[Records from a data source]
....

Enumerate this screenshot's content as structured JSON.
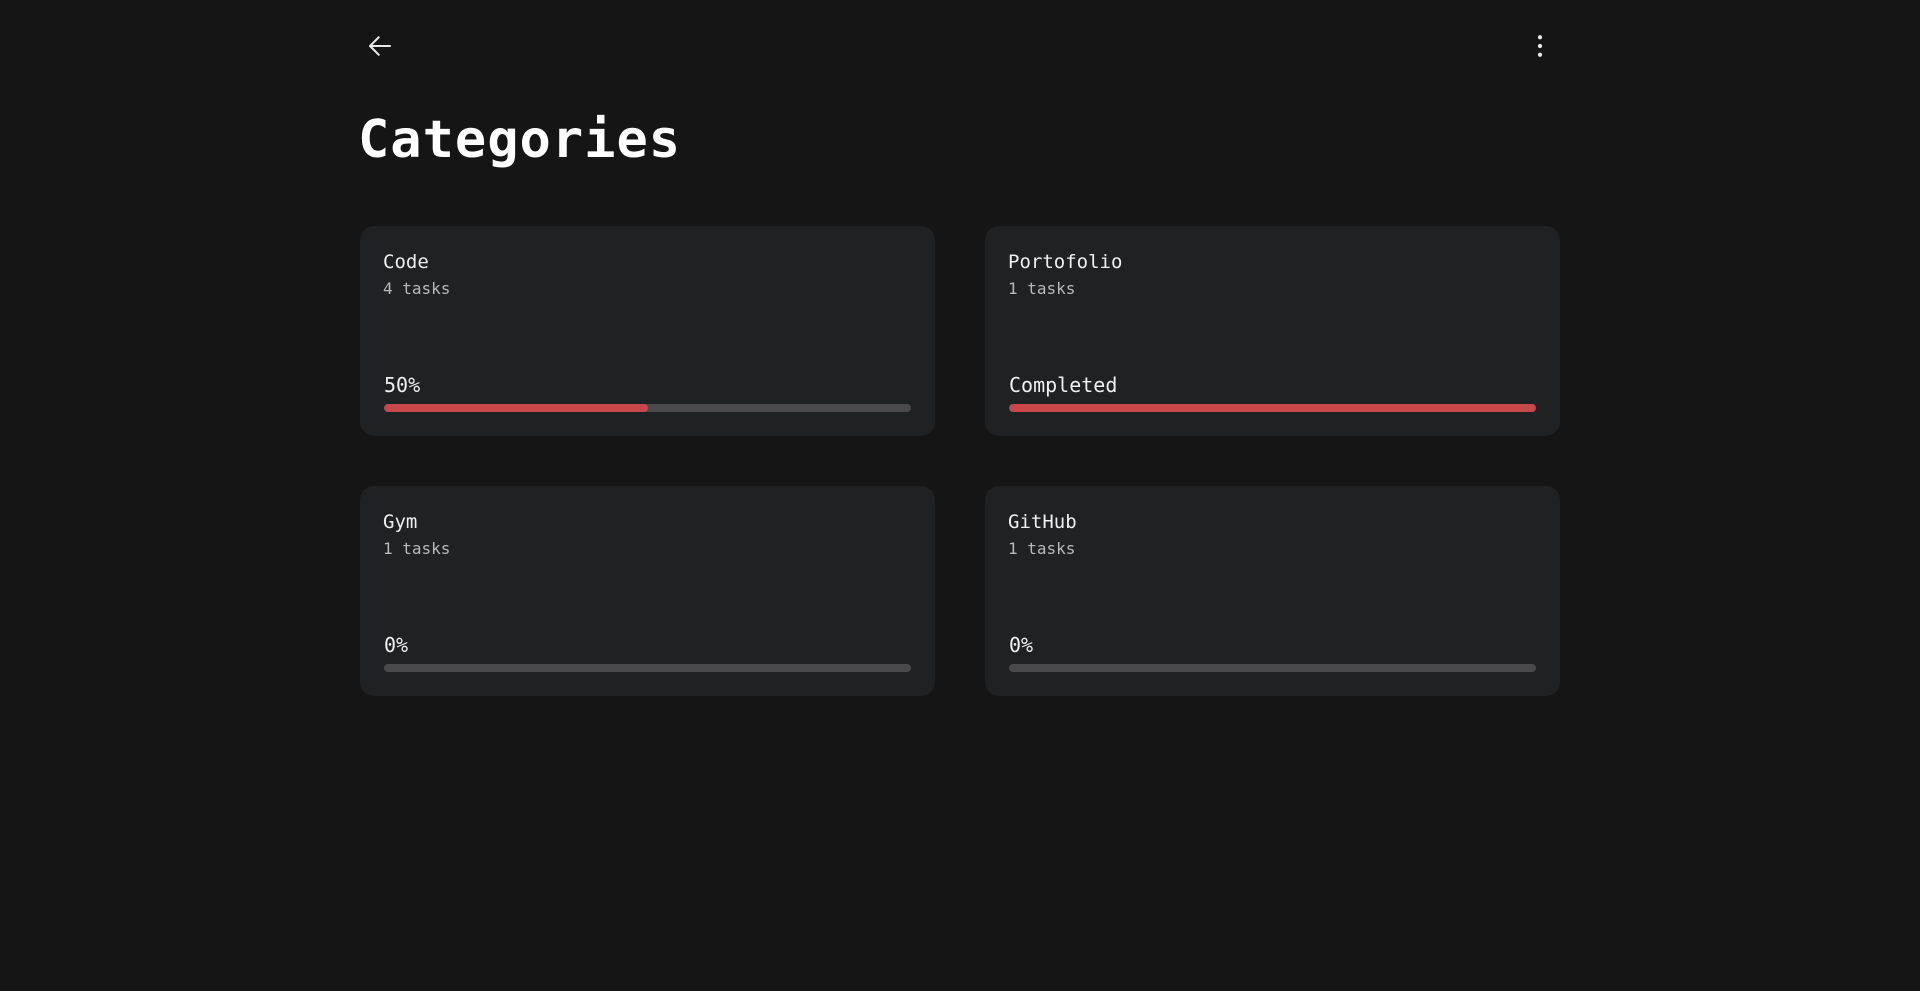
{
  "header": {
    "back_icon": "arrow-left-icon",
    "more_icon": "more-vertical-icon"
  },
  "page_title": "Categories",
  "colors": {
    "background": "#151515",
    "card": "#202123",
    "accent": "#c8474a",
    "track": "#4a4a4c"
  },
  "categories": [
    {
      "name": "Code",
      "count": "4 tasks",
      "progress_label": "50%",
      "progress": 0.5
    },
    {
      "name": "Portofolio",
      "count": "1 tasks",
      "progress_label": "Completed",
      "progress": 1.0
    },
    {
      "name": "Gym",
      "count": "1 tasks",
      "progress_label": "0%",
      "progress": 0
    },
    {
      "name": "GitHub",
      "count": "1 tasks",
      "progress_label": "0%",
      "progress": 0
    }
  ]
}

....

WORK TO DO: Ignore the images and quote every line of the listing exactly.

WRITTEN ANSWER:
Enumerate this screenshot's content as structured JSON.
{
  "header": {
    "back_icon": "arrow-left-icon",
    "more_icon": "more-vertical-icon"
  },
  "page_title": "Categories",
  "colors": {
    "background": "#151515",
    "card": "#202123",
    "accent": "#c8474a",
    "track": "#4a4a4c"
  },
  "categories": [
    {
      "name": "Code",
      "count": "4 tasks",
      "progress_label": "50%",
      "progress": 0.5
    },
    {
      "name": "Portofolio",
      "count": "1 tasks",
      "progress_label": "Completed",
      "progress": 1.0
    },
    {
      "name": "Gym",
      "count": "1 tasks",
      "progress_label": "0%",
      "progress": 0
    },
    {
      "name": "GitHub",
      "count": "1 tasks",
      "progress_label": "0%",
      "progress": 0
    }
  ]
}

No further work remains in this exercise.